Data records:
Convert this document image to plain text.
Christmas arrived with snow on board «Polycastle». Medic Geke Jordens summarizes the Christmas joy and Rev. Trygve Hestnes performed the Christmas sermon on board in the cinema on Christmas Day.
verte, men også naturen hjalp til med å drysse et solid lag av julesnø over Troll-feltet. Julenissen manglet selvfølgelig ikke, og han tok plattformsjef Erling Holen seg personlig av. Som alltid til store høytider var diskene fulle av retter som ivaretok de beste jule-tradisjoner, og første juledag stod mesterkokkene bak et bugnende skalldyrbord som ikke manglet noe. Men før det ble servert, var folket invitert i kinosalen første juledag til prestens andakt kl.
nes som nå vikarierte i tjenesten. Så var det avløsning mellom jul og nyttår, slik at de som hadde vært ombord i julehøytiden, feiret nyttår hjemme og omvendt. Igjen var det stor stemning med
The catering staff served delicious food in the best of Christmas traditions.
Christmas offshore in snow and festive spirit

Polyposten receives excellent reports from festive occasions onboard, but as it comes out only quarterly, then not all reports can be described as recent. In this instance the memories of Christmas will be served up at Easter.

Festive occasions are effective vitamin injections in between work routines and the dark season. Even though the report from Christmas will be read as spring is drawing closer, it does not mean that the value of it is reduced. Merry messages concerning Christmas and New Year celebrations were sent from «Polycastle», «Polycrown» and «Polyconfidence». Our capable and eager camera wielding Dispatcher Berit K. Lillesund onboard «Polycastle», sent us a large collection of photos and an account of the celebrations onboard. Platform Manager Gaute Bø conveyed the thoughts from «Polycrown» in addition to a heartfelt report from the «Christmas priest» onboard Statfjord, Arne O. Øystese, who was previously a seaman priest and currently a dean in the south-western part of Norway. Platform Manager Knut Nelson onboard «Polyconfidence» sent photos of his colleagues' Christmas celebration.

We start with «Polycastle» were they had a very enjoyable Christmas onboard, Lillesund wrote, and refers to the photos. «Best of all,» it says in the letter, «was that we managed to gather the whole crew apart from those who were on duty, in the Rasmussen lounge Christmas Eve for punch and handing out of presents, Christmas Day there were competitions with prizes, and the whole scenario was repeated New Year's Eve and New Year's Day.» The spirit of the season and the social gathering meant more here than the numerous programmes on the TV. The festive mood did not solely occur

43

:: Written exercise ::
Your task is to give the records above again, exactly.

:: Complete output ::
Convert this document image to plain text.
Christmas arrived with snow on board «Polycastle». Medic Geke Jordens summarizes the Christmas joy and Rev. Trygve Hestnes performed the Christmas sermon on board in the cinema on Christmas Day.
verte, men også naturen hjalp til med å drysse et solid lag av julesnø over Troll-feltet. Julenissen manglet selvfølgelig ikke, og han tok plattformsjef Erling Holen seg personlig av. Som alltid til store høytider var diskene fulle av retter som ivaretok de beste jule-tradisjoner, og første juledag stod mesterkokkene bak et bugnende skalldyrbord som ikke manglet noe. Men før det ble servert, var folket invitert i kinosalen første juledag til prestens andakt kl.
nes som nå vikarierte i tjenesten. Så var det avløsning mellom jul og nyttår, slik at de som hadde vært ombord i julehøytiden, feiret nyttår hjemme og omvendt. Igjen var det stor stemning med
The catering staff served delicious food in the best of Christmas traditions.
Christmas offshore in snow and festive spirit

Polyposten receives excellent reports from festive occasions onboard, but as it comes out only quarterly, then not all reports can be described as recent. In this instance the memories of Christmas will be served up at Easter.

Festive occasions are effective vitamin injections in between work routines and the dark season. Even though the report from Christmas will be read as spring is drawing closer, it does not mean that the value of it is reduced. Merry messages concerning Christmas and New Year celebrations were sent from «Polycastle», «Polycrown» and «Polyconfidence». Our capable and eager camera wielding Dispatcher Berit K. Lillesund onboard «Polycastle», sent us a large collection of photos and an account of the celebrations onboard. Platform Manager Gaute Bø conveyed the thoughts from «Polycrown» in addition to a heartfelt report from the «Christmas priest» onboard Statfjord, Arne O. Øystese, who was previously a seaman priest and currently a dean in the south-western part of Norway. Platform Manager Knut Nelson onboard «Polyconfidence» sent photos of his colleagues' Christmas celebration.

We start with «Polycastle» were they had a very enjoyable Christmas onboard, Lillesund wrote, and refers to the photos. «Best of all,» it says in the letter, «was that we managed to gather the whole crew apart from those who were on duty, in the Rasmussen lounge Christmas Eve for punch and handing out of presents, Christmas Day there were competitions with prizes, and the whole scenario was repeated New Year's Eve and New Year's Day.» The spirit of the season and the social gathering meant more here than the numerous programmes on the TV. The festive mood did not solely occur

43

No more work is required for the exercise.